:: Extracted data entries ::
▼

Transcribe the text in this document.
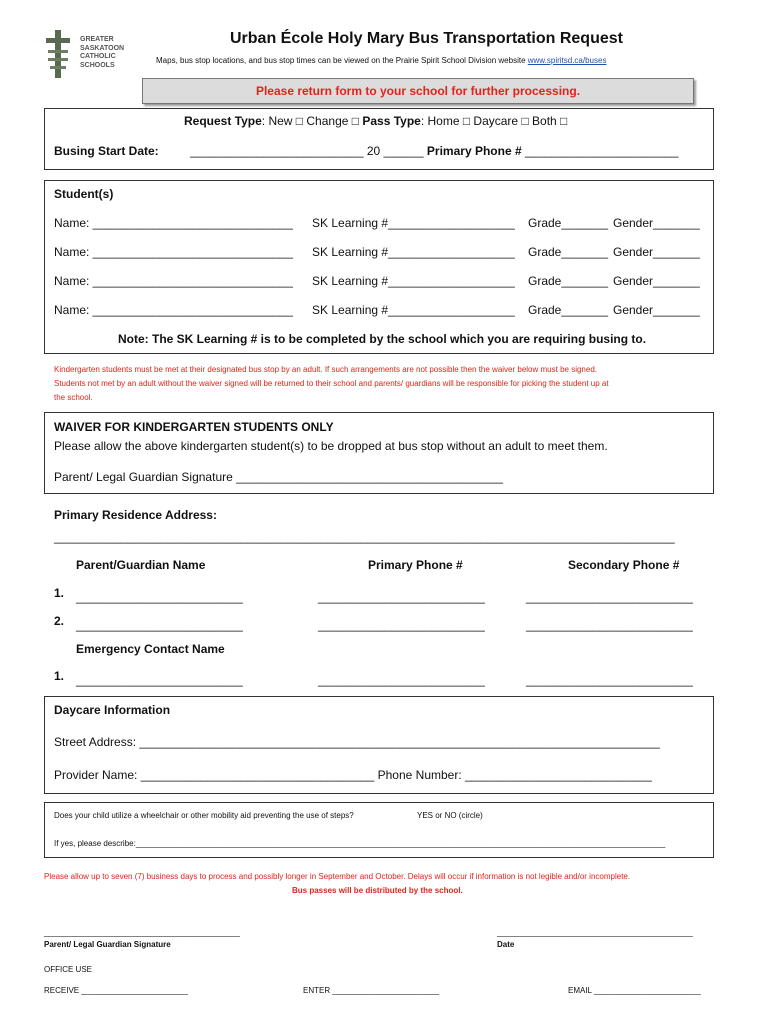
GREATER
SASKATOON
CATHOLIC
SCHOOLS
Urban École Holy Mary Bus Transportation Request
Maps, bus stop locations, and bus stop times can be viewed on the Prairie Spirit School Division website www.spiritsd.ca/buses
Please return form to your school for further processing.
Request Type: New □ Change □ Pass Type: Home □ Daycare □ Both □
Busing Start Date:	__________________________ 20 ______ Primary Phone # _______________________
Student(s)
Name: ______________________________ SK Learning #___________________ Grade_______ Gender_______
Name: ______________________________ SK Learning #___________________ Grade_______ Gender_______
Name: ______________________________ SK Learning #___________________ Grade_______ Gender_______
Name: ______________________________ SK Learning #___________________ Grade_______ Gender_______
Note: The SK Learning # is to be completed by the school which you are requiring busing to.
Kindergarten students must be met at their designated bus stop by an adult. If such arrangements are not possible then the waiver below must be signed.
Students not met by an adult without the waiver signed will be returned to their school and parents/ guardians will be responsible for picking the student up at
the school.
WAIVER FOR KINDERGARTEN STUDENTS ONLY
Please allow the above kindergarten student(s) to be dropped at bus stop without an adult to meet them.
Parent/ Legal Guardian Signature ________________________________________
Primary Residence Address:
_____________________________________________________________________________________________
Parent/Guardian Name	Primary Phone #	Secondary Phone #
1. _________________________	_________________________	_________________________
2. _________________________	_________________________	_________________________
Emergency Contact Name
1. _________________________	_________________________	_________________________
Daycare Information
Street Address: ______________________________________________________________________________
Provider Name: ___________________________________ Phone Number: ____________________________
Does your child utilize a wheelchair or other mobility aid preventing the use of steps?	YES or NO (circle)
If yes, please describe:_______________________________________________________________________________________________________________________
Please allow up to seven (7) business days to process and possibly longer in September and October. Delays will occur if information is not legible and/or incomplete.
Bus passes will be distributed by the school.
____________________________________________
Parent/ Legal Guardian Signature
____________________________________________
Date
OFFICE USE
RECEIVE ________________________	ENTER ________________________	EMAIL ________________________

▲

The records above are to be restated exactly, without their pictures.

:: IN RESPONSE ::
Transcribe the text in this document.
GREATER
SASKATOON
CATHOLIC
SCHOOLS
Urban École Holy Mary Bus Transportation Request
Maps, bus stop locations, and bus stop times can be viewed on the Prairie Spirit School Division website www.spiritsd.ca/buses
Please return form to your school for further processing.
Request Type: New □ Change □ Pass Type: Home □ Daycare □ Both □
Busing Start Date:	__________________________ 20 ______ Primary Phone # _______________________
Student(s)
Name: ______________________________ SK Learning #___________________ Grade_______ Gender_______
Name: ______________________________ SK Learning #___________________ Grade_______ Gender_______
Name: ______________________________ SK Learning #___________________ Grade_______ Gender_______
Name: ______________________________ SK Learning #___________________ Grade_______ Gender_______
Note: The SK Learning # is to be completed by the school which you are requiring busing to.
Kindergarten students must be met at their designated bus stop by an adult. If such arrangements are not possible then the waiver below must be signed.
Students not met by an adult without the waiver signed will be returned to their school and parents/ guardians will be responsible for picking the student up at
the school.
WAIVER FOR KINDERGARTEN STUDENTS ONLY
Please allow the above kindergarten student(s) to be dropped at bus stop without an adult to meet them.
Parent/ Legal Guardian Signature ________________________________________
Primary Residence Address:
_____________________________________________________________________________________________
Parent/Guardian Name	Primary Phone #	Secondary Phone #
1. _________________________	_________________________	_________________________
2. _________________________	_________________________	_________________________
Emergency Contact Name
1. _________________________	_________________________	_________________________
Daycare Information
Street Address: ______________________________________________________________________________
Provider Name: ___________________________________ Phone Number: ____________________________
Does your child utilize a wheelchair or other mobility aid preventing the use of steps?	YES or NO (circle)
If yes, please describe:_______________________________________________________________________________________________________________________
Please allow up to seven (7) business days to process and possibly longer in September and October. Delays will occur if information is not legible and/or incomplete.
Bus passes will be distributed by the school.
____________________________________________
Parent/ Legal Guardian Signature
____________________________________________
Date
OFFICE USE
RECEIVE ________________________	ENTER ________________________	EMAIL ________________________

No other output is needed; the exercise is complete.